TASK BRIEF:
Every line below that holds the string "отделениях" should be copied out.

Data records:

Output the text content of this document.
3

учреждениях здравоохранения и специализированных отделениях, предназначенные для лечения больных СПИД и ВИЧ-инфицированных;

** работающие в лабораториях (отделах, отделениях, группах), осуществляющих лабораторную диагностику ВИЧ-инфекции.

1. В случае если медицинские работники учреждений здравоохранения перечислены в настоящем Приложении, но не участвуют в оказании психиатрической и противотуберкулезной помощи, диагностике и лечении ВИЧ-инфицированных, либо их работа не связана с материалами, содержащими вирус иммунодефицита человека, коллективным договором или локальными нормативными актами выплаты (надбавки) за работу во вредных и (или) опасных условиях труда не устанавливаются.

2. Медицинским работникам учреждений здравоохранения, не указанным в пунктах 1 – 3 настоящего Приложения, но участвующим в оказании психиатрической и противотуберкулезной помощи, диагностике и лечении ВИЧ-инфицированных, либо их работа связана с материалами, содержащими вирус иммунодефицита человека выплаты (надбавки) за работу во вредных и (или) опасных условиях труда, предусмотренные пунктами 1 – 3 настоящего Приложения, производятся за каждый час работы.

ANSWER:
учреждениях здравоохранения и специализированных отделениях, предназначенные для лечения больных СПИД и ВИЧ-инфицированных;
** работающие в лабораториях (отделах, отделениях, группах), осуществляющих лабораторную диагностику ВИЧ-инфекции.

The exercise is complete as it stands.